Exercise
Each line below must be set down exactly; omit any image you find.

....................

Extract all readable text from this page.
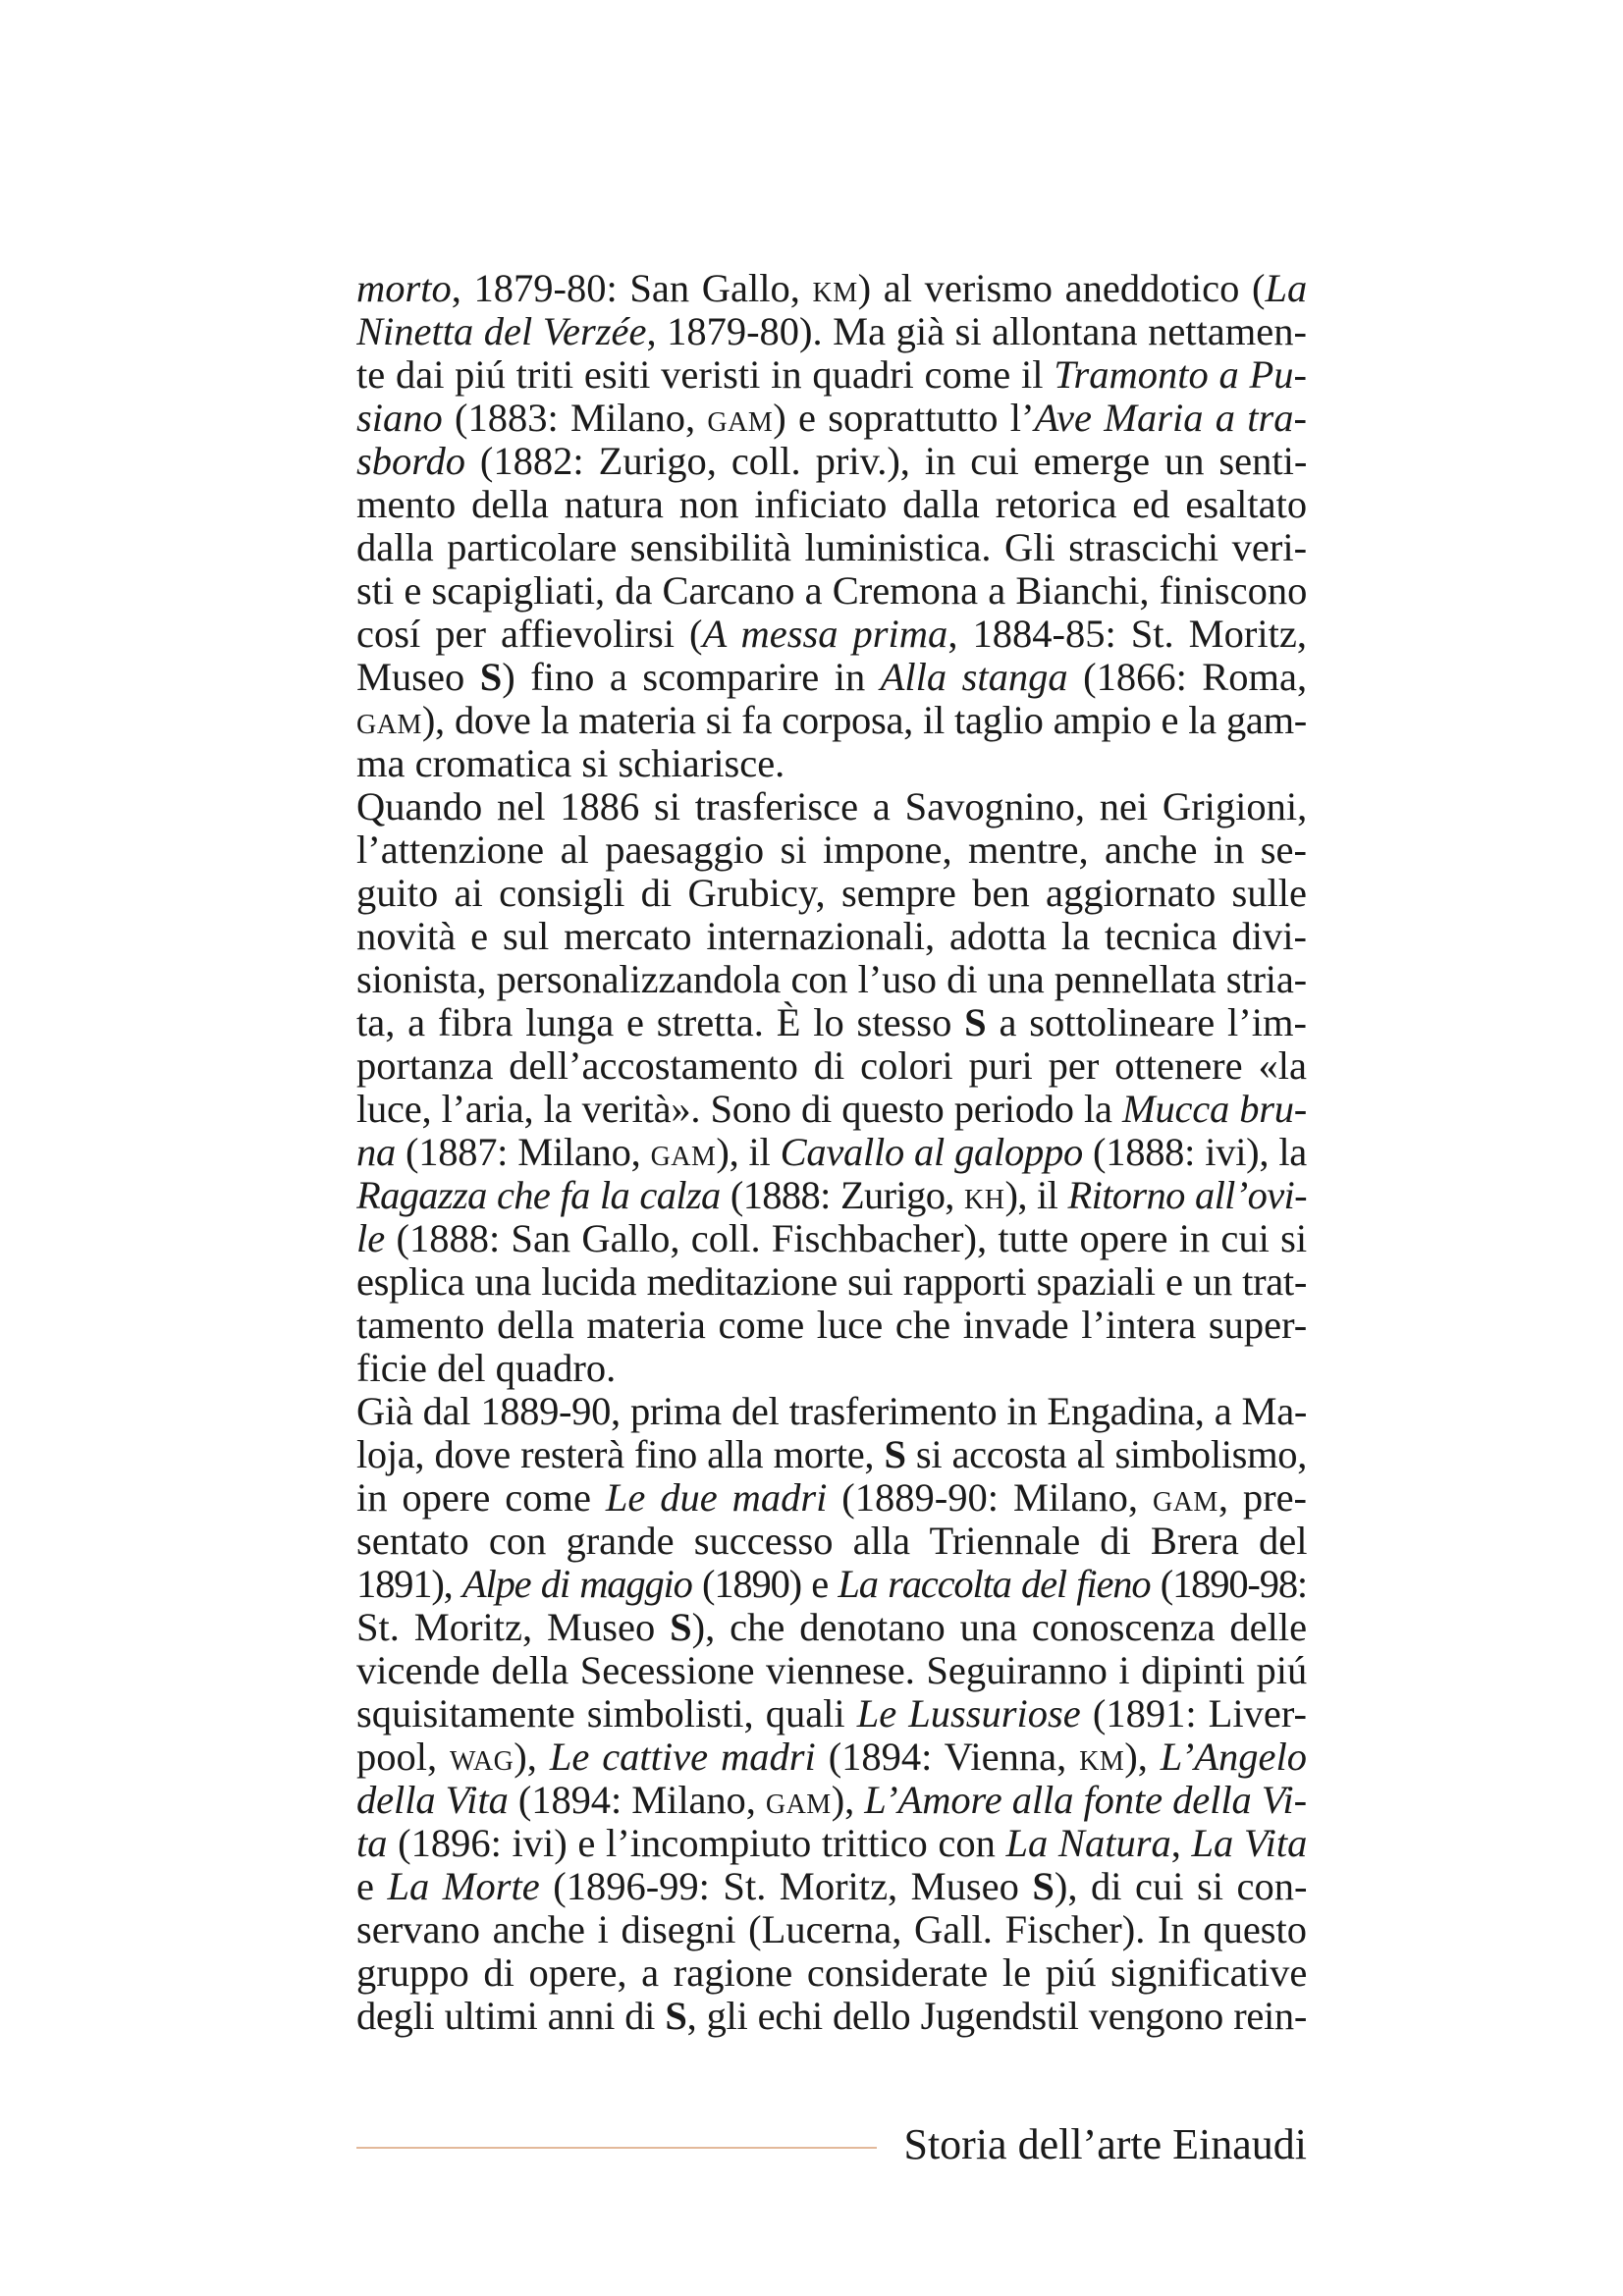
morto, 1879-80: San Gallo, km) al verismo aneddotico (La
Ninetta del Verzée, 1879-80). Ma già si allontana nettamen-
te dai piú triti esiti veristi in quadri come il Tramonto a Pu-
siano (1883: Milano, gam) e soprattutto l’Ave Maria a tra-
sbordo (1882: Zurigo, coll. priv.), in cui emerge un senti-
mento della natura non inficiato dalla retorica ed esaltato
dalla particolare sensibilità luministica. Gli strascichi veri-
sti e scapigliati, da Carcano a Cremona a Bianchi, finiscono
cosí per affievolirsi (A messa prima, 1884-85: St. Moritz,
Museo S) fino a scomparire in Alla stanga (1866: Roma,
gam), dove la materia si fa corposa, il taglio ampio e la gam-
ma cromatica si schiarisce.
Quando nel 1886 si trasferisce a Savognino, nei Grigioni,
l’attenzione al paesaggio si impone, mentre, anche in se-
guito ai consigli di Grubicy, sempre ben aggiornato sulle
novità e sul mercato internazionali, adotta la tecnica divi-
sionista, personalizzandola con l’uso di una pennellata stria-
ta, a fibra lunga e stretta. È lo stesso S a sottolineare l’im-
portanza dell’accostamento di colori puri per ottenere «la
luce, l’aria, la verità». Sono di questo periodo la Mucca bru-
na (1887: Milano, gam), il Cavallo al galoppo (1888: ivi), la
Ragazza che fa la calza (1888: Zurigo, kh), il Ritorno all’ovi-
le (1888: San Gallo, coll. Fischbacher), tutte opere in cui si
esplica una lucida meditazione sui rapporti spaziali e un trat-
tamento della materia come luce che invade l’intera super-
ficie del quadro.
Già dal 1889-90, prima del trasferimento in Engadina, a Ma-
loja, dove resterà fino alla morte, S si accosta al simbolismo,
in opere come Le due madri (1889-90: Milano, gam, pre-
sentato con grande successo alla Triennale di Brera del
1891), Alpe di maggio (1890) e La raccolta del fieno (1890-98:
St. Moritz, Museo S), che denotano una conoscenza delle
vicende della Secessione viennese. Seguiranno i dipinti piú
squisitamente simbolisti, quali Le Lussuriose (1891: Liver-
pool, wag), Le cattive madri (1894: Vienna, km), L’Angelo
della Vita (1894: Milano, gam), L’Amore alla fonte della Vi-
ta (1896: ivi) e l’incompiuto trittico con La Natura, La Vita
e La Morte (1896-99: St. Moritz, Museo S), di cui si con-
servano anche i disegni (Lucerna, Gall. Fischer). In questo
gruppo di opere, a ragione considerate le piú significative
degli ultimi anni di S, gli echi dello Jugendstil vengono rein-
Storia dell’arte Einaudi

....................

Task answer
Extract all readable text from this page.
morto, 1879-80: San Gallo, km) al verismo aneddotico (La
Ninetta del Verzée, 1879-80). Ma già si allontana nettamen-
te dai piú triti esiti veristi in quadri come il Tramonto a Pu-
siano (1883: Milano, gam) e soprattutto l’Ave Maria a tra-
sbordo (1882: Zurigo, coll. priv.), in cui emerge un senti-
mento della natura non inficiato dalla retorica ed esaltato
dalla particolare sensibilità luministica. Gli strascichi veri-
sti e scapigliati, da Carcano a Cremona a Bianchi, finiscono
cosí per affievolirsi (A messa prima, 1884-85: St. Moritz,
Museo S) fino a scomparire in Alla stanga (1866: Roma,
gam), dove la materia si fa corposa, il taglio ampio e la gam-
ma cromatica si schiarisce.
Quando nel 1886 si trasferisce a Savognino, nei Grigioni,
l’attenzione al paesaggio si impone, mentre, anche in se-
guito ai consigli di Grubicy, sempre ben aggiornato sulle
novità e sul mercato internazionali, adotta la tecnica divi-
sionista, personalizzandola con l’uso di una pennellata stria-
ta, a fibra lunga e stretta. È lo stesso S a sottolineare l’im-
portanza dell’accostamento di colori puri per ottenere «la
luce, l’aria, la verità». Sono di questo periodo la Mucca bru-
na (1887: Milano, gam), il Cavallo al galoppo (1888: ivi), la
Ragazza che fa la calza (1888: Zurigo, kh), il Ritorno all’ovi-
le (1888: San Gallo, coll. Fischbacher), tutte opere in cui si
esplica una lucida meditazione sui rapporti spaziali e un trat-
tamento della materia come luce che invade l’intera super-
ficie del quadro.
Già dal 1889-90, prima del trasferimento in Engadina, a Ma-
loja, dove resterà fino alla morte, S si accosta al simbolismo,
in opere come Le due madri (1889-90: Milano, gam, pre-
sentato con grande successo alla Triennale di Brera del
1891), Alpe di maggio (1890) e La raccolta del fieno (1890-98:
St. Moritz, Museo S), che denotano una conoscenza delle
vicende della Secessione viennese. Seguiranno i dipinti piú
squisitamente simbolisti, quali Le Lussuriose (1891: Liver-
pool, wag), Le cattive madri (1894: Vienna, km), L’Angelo
della Vita (1894: Milano, gam), L’Amore alla fonte della Vi-
ta (1896: ivi) e l’incompiuto trittico con La Natura, La Vita
e La Morte (1896-99: St. Moritz, Museo S), di cui si con-
servano anche i disegni (Lucerna, Gall. Fischer). In questo
gruppo di opere, a ragione considerate le piú significative
degli ultimi anni di S, gli echi dello Jugendstil vengono rein-
Storia dell’arte Einaudi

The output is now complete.